## Exercise aim
Read the records below and copy each line that contains "name".

[Dataset records]
========
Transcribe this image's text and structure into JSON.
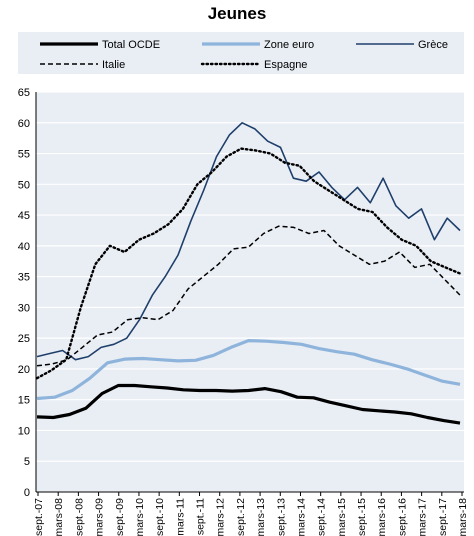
{
  "chart_data": {
    "type": "line",
    "title": "Jeunes",
    "xlabel": "",
    "ylabel": "",
    "ylim": [
      0,
      65
    ],
    "y_ticks": [
      0,
      5,
      10,
      15,
      20,
      25,
      30,
      35,
      40,
      45,
      50,
      55,
      60,
      65
    ],
    "x_tick_labels": [
      "sept.-07",
      "mars-08",
      "sept.-08",
      "mars-09",
      "sept.-09",
      "mars-10",
      "sept.-10",
      "mars-11",
      "sept.-11",
      "mars-12",
      "sept.-12",
      "mars-13",
      "sept.-13",
      "mars-14",
      "sept.-14",
      "mars-15",
      "sept.-15",
      "mars-16",
      "sept.-16",
      "mars-17",
      "sept.-17",
      "mars-18"
    ],
    "grid": "horizontal",
    "legend_position": "top",
    "background": "#e9eef5",
    "series": [
      {
        "name": "Total OCDE",
        "color": "#000000",
        "style": "solid-thick",
        "values": [
          12.2,
          12.1,
          12.6,
          13.6,
          16.0,
          17.3,
          17.3,
          17.1,
          16.9,
          16.6,
          16.5,
          16.5,
          16.4,
          16.5,
          16.8,
          16.3,
          15.4,
          15.3,
          14.6,
          14.0,
          13.4,
          13.2,
          13.0,
          12.7,
          12.1,
          11.6,
          11.2
        ]
      },
      {
        "name": "Zone euro",
        "color": "#8fb4dc",
        "style": "solid-thick",
        "values": [
          15.2,
          15.4,
          16.5,
          18.5,
          21.0,
          21.6,
          21.7,
          21.5,
          21.3,
          21.4,
          22.2,
          23.5,
          24.6,
          24.5,
          24.3,
          24.0,
          23.3,
          22.8,
          22.4,
          21.5,
          20.8,
          20.0,
          19.0,
          18.0,
          17.5
        ]
      },
      {
        "name": "Grèce",
        "color": "#1f3f6b",
        "style": "solid",
        "values": [
          22.0,
          22.5,
          23.0,
          21.5,
          22.0,
          23.5,
          24.0,
          25.0,
          28.0,
          32.0,
          35.0,
          38.5,
          44.0,
          49.0,
          54.5,
          58.0,
          60.0,
          59.0,
          57.0,
          56.0,
          51.0,
          50.5,
          52.0,
          49.5,
          47.5,
          49.5,
          47.0,
          51.0,
          46.5,
          44.5,
          46.0,
          41.0,
          44.5,
          42.5
        ]
      },
      {
        "name": "Italie",
        "color": "#000000",
        "style": "dashed",
        "values": [
          20.5,
          20.8,
          21.5,
          23.5,
          25.5,
          26.0,
          28.0,
          28.3,
          28.0,
          29.5,
          33.0,
          35.0,
          37.0,
          39.5,
          39.8,
          42.0,
          43.2,
          43.0,
          42.0,
          42.5,
          40.0,
          38.5,
          37.0,
          37.5,
          39.0,
          36.5,
          37.0,
          34.5,
          32.0
        ]
      },
      {
        "name": "Espagne",
        "color": "#000000",
        "style": "dotted",
        "values": [
          18.5,
          19.8,
          21.5,
          30.0,
          37.0,
          40.0,
          39.0,
          41.0,
          42.0,
          43.5,
          46.0,
          50.0,
          52.0,
          54.5,
          55.8,
          55.5,
          55.0,
          53.5,
          53.0,
          50.5,
          49.0,
          47.5,
          46.0,
          45.5,
          43.0,
          41.0,
          40.0,
          37.5,
          36.5,
          35.5
        ]
      }
    ]
  }
}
========
## Exercise output
        "name": "Total OCDE",
        "name": "Zone euro",
        "name": "Grèce",
        "name": "Italie",
        "name": "Espagne",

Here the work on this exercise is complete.